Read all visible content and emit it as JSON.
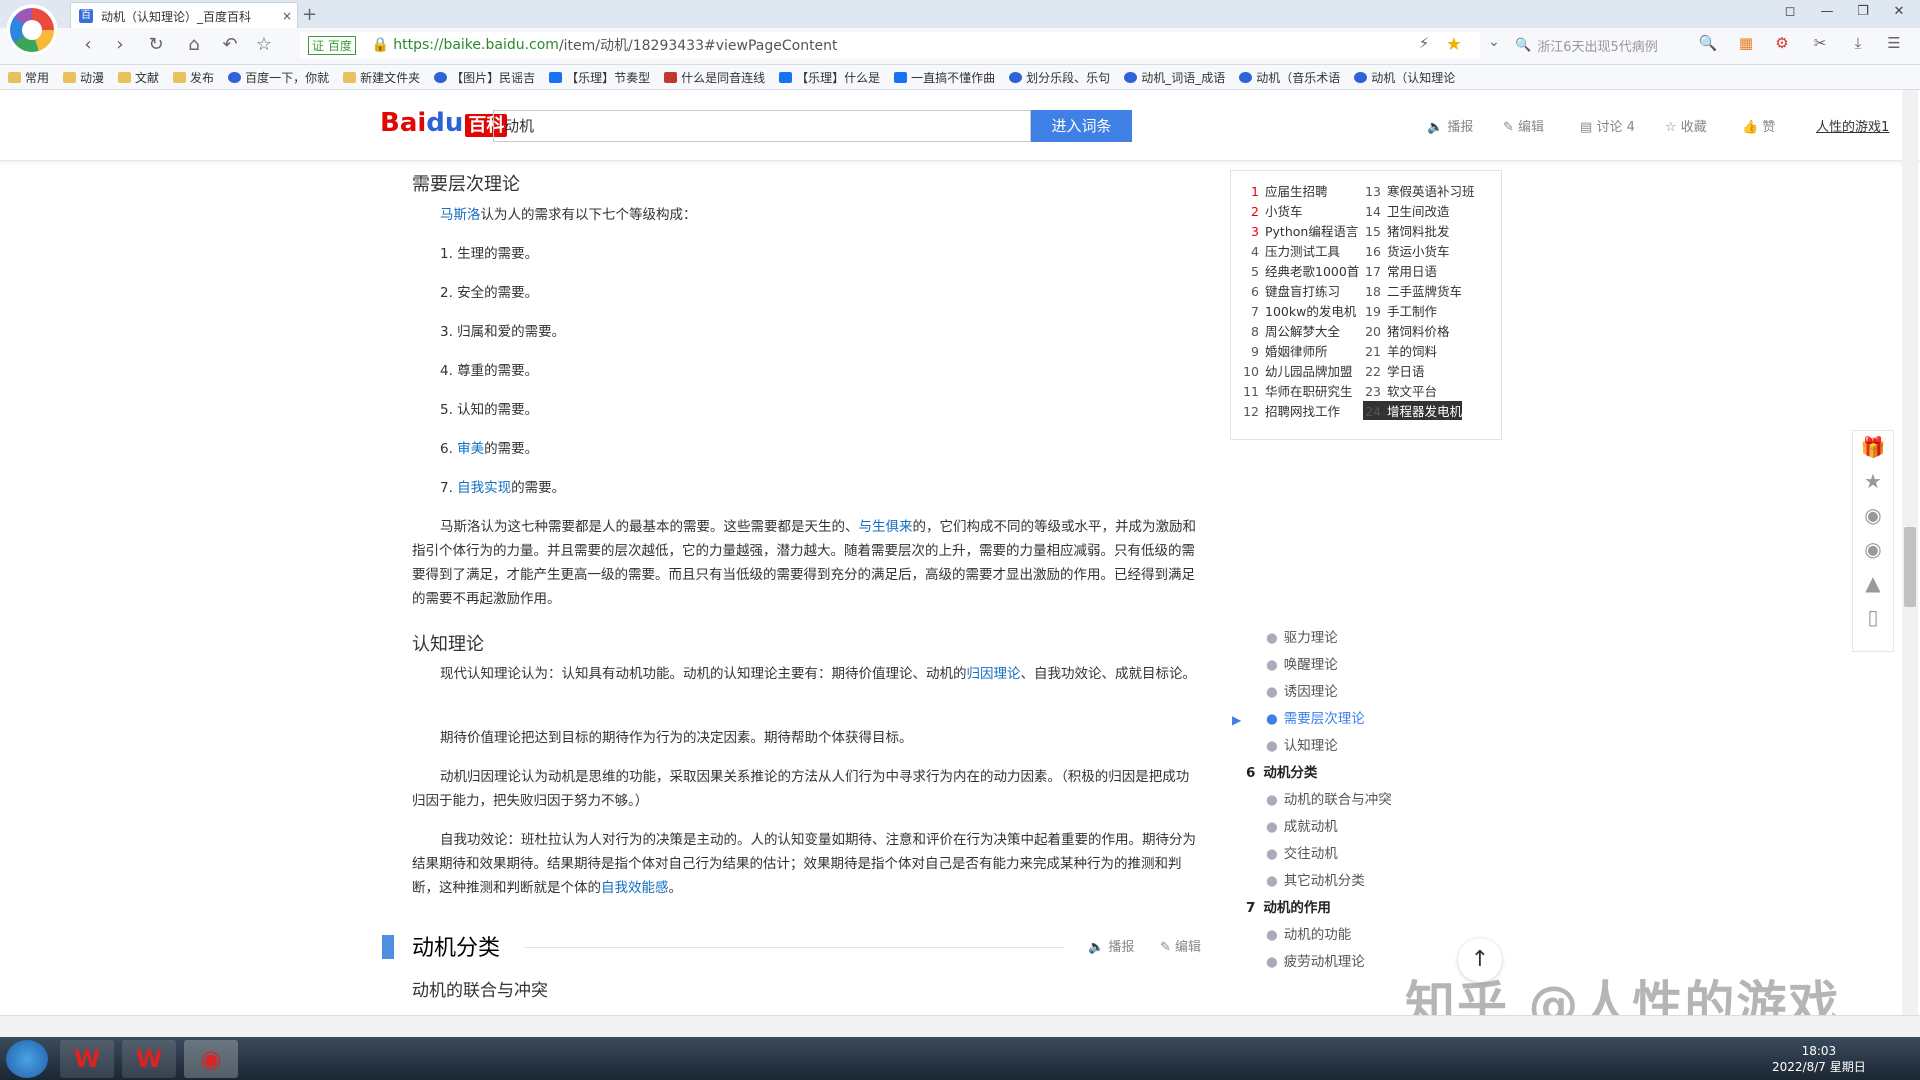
{
  "browser": {
    "tab_title": "动机（认知理论）_百度百科",
    "tab_close": "×",
    "new_tab": "+",
    "url_cert": "证 百度",
    "url_host": "https://baike.baidu.com",
    "url_path": "/item/动机/18293433#viewPageContent",
    "search_placeholder": "浙江6天出现5代病例",
    "bookmarks": [
      "常用",
      "动漫",
      "文献",
      "发布",
      "百度一下，你就",
      "新建文件夹",
      "【图片】民谣吉",
      "【乐理】节奏型",
      "什么是同音连线",
      "【乐理】什么是",
      "一直搞不懂作曲",
      "划分乐段、乐句",
      "动机_词语_成语",
      "动机（音乐术语",
      "动机（认知理论"
    ]
  },
  "baike": {
    "logo_text": "Bai",
    "logo_paw": "du",
    "logo_bk": "百科",
    "search_value": "动机",
    "search_button": "进入词条",
    "tools": [
      "播报",
      "编辑",
      "讨论 4",
      "收藏",
      "赞"
    ],
    "user_link": "人性的游戏1"
  },
  "content": {
    "h_need": "需要层次理论",
    "p_maslow_link": "马斯洛",
    "p_maslow_rest": "认为人的需求有以下七个等级构成：",
    "needs": [
      "1. 生理的需要。",
      "2. 安全的需要。",
      "3. 归属和爱的需要。",
      "4. 尊重的需要。",
      "5. 认知的需要。"
    ],
    "need6_pre": "6. ",
    "need6_link": "审美",
    "need6_post": "的需要。",
    "need7_pre": "7. ",
    "need7_link": "自我实现",
    "need7_post": "的需要。",
    "p_seven_a": "马斯洛认为这七种需要都是人的最基本的需要。这些需要都是天生的、",
    "p_seven_link": "与生俱来",
    "p_seven_b": "的，它们构成不同的等级或水平，并成为激励和指引个体行为的力量。并且需要的层次越低，它的力量越强，潜力越大。随着需要层次的上升，需要的力量相应减弱。只有低级的需要得到了满足，才能产生更高一级的需要。而且只有当低级的需要得到充分的满足后，高级的需要才显出激励的作用。已经得到满足的需要不再起激励作用。",
    "h_cog": "认知理论",
    "p_cog_a": "现代认知理论认为：认知具有动机功能。动机的认知理论主要有：期待价值理论、动机的",
    "p_cog_link": "归因理论",
    "p_cog_b": "、自我功效论、成就目标论。",
    "p_expect": "期待价值理论把达到目标的期待作为行为的决定因素。期待帮助个体获得目标。",
    "p_attr": "动机归因理论认为动机是思维的功能，采取因果关系推论的方法从人们行为中寻求行为内在的动力因素。（积极的归因是把成功归因于能力，把失败归因于努力不够。）",
    "p_eff_a": "自我功效论：班杜拉认为人对行为的决策是主动的。人的认知变量如期待、注意和评价在行为决策中起着重要的作用。期待分为结果期待和效果期待。结果期待是指个体对自己行为结果的估计；效果期待是指个体对自己是否有能力来完成某种行为的推测和判断，这种推测和判断就是个体的",
    "p_eff_link": "自我效能感",
    "p_eff_b": "。",
    "sec_title": "动机分类",
    "sec_tools": [
      "播报",
      "编辑"
    ],
    "h_conflict": "动机的联合与冲突"
  },
  "hotlist": [
    {
      "n": "1",
      "t": "应届生招聘"
    },
    {
      "n": "2",
      "t": "小货车"
    },
    {
      "n": "3",
      "t": "Python编程语言"
    },
    {
      "n": "4",
      "t": "压力测试工具"
    },
    {
      "n": "5",
      "t": "经典老歌1000首"
    },
    {
      "n": "6",
      "t": "键盘盲打练习"
    },
    {
      "n": "7",
      "t": "100kw的发电机"
    },
    {
      "n": "8",
      "t": "周公解梦大全"
    },
    {
      "n": "9",
      "t": "婚姻律师所"
    },
    {
      "n": "10",
      "t": "幼儿园品牌加盟"
    },
    {
      "n": "11",
      "t": "华师在职研究生"
    },
    {
      "n": "12",
      "t": "招聘网找工作"
    },
    {
      "n": "13",
      "t": "寒假英语补习班"
    },
    {
      "n": "14",
      "t": "卫生间改造"
    },
    {
      "n": "15",
      "t": "猪饲料批发"
    },
    {
      "n": "16",
      "t": "货运小货车"
    },
    {
      "n": "17",
      "t": "常用日语"
    },
    {
      "n": "18",
      "t": "二手蓝牌货车"
    },
    {
      "n": "19",
      "t": "手工制作"
    },
    {
      "n": "20",
      "t": "猪饲料价格"
    },
    {
      "n": "21",
      "t": "羊的饲料"
    },
    {
      "n": "22",
      "t": "学日语"
    },
    {
      "n": "23",
      "t": "软文平台"
    },
    {
      "n": "24",
      "t": "增程器发电机"
    }
  ],
  "toc": {
    "items_a": [
      "驱力理论",
      "唤醒理论",
      "诱因理论",
      "需要层次理论",
      "认知理论"
    ],
    "main6_num": "6",
    "main6": "动机分类",
    "items_b": [
      "动机的联合与冲突",
      "成就动机",
      "交往动机",
      "其它动机分类"
    ],
    "main7_num": "7",
    "main7": "动机的作用",
    "items_c": [
      "动机的功能",
      "疲劳动机理论"
    ]
  },
  "watermark": "知乎 @人性的游戏",
  "taskbar": {
    "time": "18:03",
    "date": "2022/8/7 星期日"
  }
}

**Prompt**
Print the listing above in full, exactly as written. Omit any pictures.

**Solved exercise**
Read all visible content and emit it as JSON.
{
  "browser": {
    "tab_title": "动机（认知理论）_百度百科",
    "tab_close": "×",
    "new_tab": "+",
    "url_cert": "证 百度",
    "url_host": "https://baike.baidu.com",
    "url_path": "/item/动机/18293433#viewPageContent",
    "search_placeholder": "浙江6天出现5代病例",
    "bookmarks": [
      "常用",
      "动漫",
      "文献",
      "发布",
      "百度一下，你就",
      "新建文件夹",
      "【图片】民谣吉",
      "【乐理】节奏型",
      "什么是同音连线",
      "【乐理】什么是",
      "一直搞不懂作曲",
      "划分乐段、乐句",
      "动机_词语_成语",
      "动机（音乐术语",
      "动机（认知理论"
    ]
  },
  "baike": {
    "logo_text": "Bai",
    "logo_paw": "du",
    "logo_bk": "百科",
    "search_value": "动机",
    "search_button": "进入词条",
    "tools": [
      "播报",
      "编辑",
      "讨论 4",
      "收藏",
      "赞"
    ],
    "user_link": "人性的游戏1"
  },
  "content": {
    "h_need": "需要层次理论",
    "p_maslow_link": "马斯洛",
    "p_maslow_rest": "认为人的需求有以下七个等级构成：",
    "needs": [
      "1. 生理的需要。",
      "2. 安全的需要。",
      "3. 归属和爱的需要。",
      "4. 尊重的需要。",
      "5. 认知的需要。"
    ],
    "need6_pre": "6. ",
    "need6_link": "审美",
    "need6_post": "的需要。",
    "need7_pre": "7. ",
    "need7_link": "自我实现",
    "need7_post": "的需要。",
    "p_seven_a": "马斯洛认为这七种需要都是人的最基本的需要。这些需要都是天生的、",
    "p_seven_link": "与生俱来",
    "p_seven_b": "的，它们构成不同的等级或水平，并成为激励和指引个体行为的力量。并且需要的层次越低，它的力量越强，潜力越大。随着需要层次的上升，需要的力量相应减弱。只有低级的需要得到了满足，才能产生更高一级的需要。而且只有当低级的需要得到充分的满足后，高级的需要才显出激励的作用。已经得到满足的需要不再起激励作用。",
    "h_cog": "认知理论",
    "p_cog_a": "现代认知理论认为：认知具有动机功能。动机的认知理论主要有：期待价值理论、动机的",
    "p_cog_link": "归因理论",
    "p_cog_b": "、自我功效论、成就目标论。",
    "p_expect": "期待价值理论把达到目标的期待作为行为的决定因素。期待帮助个体获得目标。",
    "p_attr": "动机归因理论认为动机是思维的功能，采取因果关系推论的方法从人们行为中寻求行为内在的动力因素。（积极的归因是把成功归因于能力，把失败归因于努力不够。）",
    "p_eff_a": "自我功效论：班杜拉认为人对行为的决策是主动的。人的认知变量如期待、注意和评价在行为决策中起着重要的作用。期待分为结果期待和效果期待。结果期待是指个体对自己行为结果的估计；效果期待是指个体对自己是否有能力来完成某种行为的推测和判断，这种推测和判断就是个体的",
    "p_eff_link": "自我效能感",
    "p_eff_b": "。",
    "sec_title": "动机分类",
    "sec_tools": [
      "播报",
      "编辑"
    ],
    "h_conflict": "动机的联合与冲突"
  },
  "hotlist": [
    {
      "n": "1",
      "t": "应届生招聘"
    },
    {
      "n": "2",
      "t": "小货车"
    },
    {
      "n": "3",
      "t": "Python编程语言"
    },
    {
      "n": "4",
      "t": "压力测试工具"
    },
    {
      "n": "5",
      "t": "经典老歌1000首"
    },
    {
      "n": "6",
      "t": "键盘盲打练习"
    },
    {
      "n": "7",
      "t": "100kw的发电机"
    },
    {
      "n": "8",
      "t": "周公解梦大全"
    },
    {
      "n": "9",
      "t": "婚姻律师所"
    },
    {
      "n": "10",
      "t": "幼儿园品牌加盟"
    },
    {
      "n": "11",
      "t": "华师在职研究生"
    },
    {
      "n": "12",
      "t": "招聘网找工作"
    },
    {
      "n": "13",
      "t": "寒假英语补习班"
    },
    {
      "n": "14",
      "t": "卫生间改造"
    },
    {
      "n": "15",
      "t": "猪饲料批发"
    },
    {
      "n": "16",
      "t": "货运小货车"
    },
    {
      "n": "17",
      "t": "常用日语"
    },
    {
      "n": "18",
      "t": "二手蓝牌货车"
    },
    {
      "n": "19",
      "t": "手工制作"
    },
    {
      "n": "20",
      "t": "猪饲料价格"
    },
    {
      "n": "21",
      "t": "羊的饲料"
    },
    {
      "n": "22",
      "t": "学日语"
    },
    {
      "n": "23",
      "t": "软文平台"
    },
    {
      "n": "24",
      "t": "增程器发电机"
    }
  ],
  "toc": {
    "items_a": [
      "驱力理论",
      "唤醒理论",
      "诱因理论",
      "需要层次理论",
      "认知理论"
    ],
    "main6_num": "6",
    "main6": "动机分类",
    "items_b": [
      "动机的联合与冲突",
      "成就动机",
      "交往动机",
      "其它动机分类"
    ],
    "main7_num": "7",
    "main7": "动机的作用",
    "items_c": [
      "动机的功能",
      "疲劳动机理论"
    ]
  },
  "watermark": "知乎 @人性的游戏",
  "taskbar": {
    "time": "18:03",
    "date": "2022/8/7 星期日"
  }
}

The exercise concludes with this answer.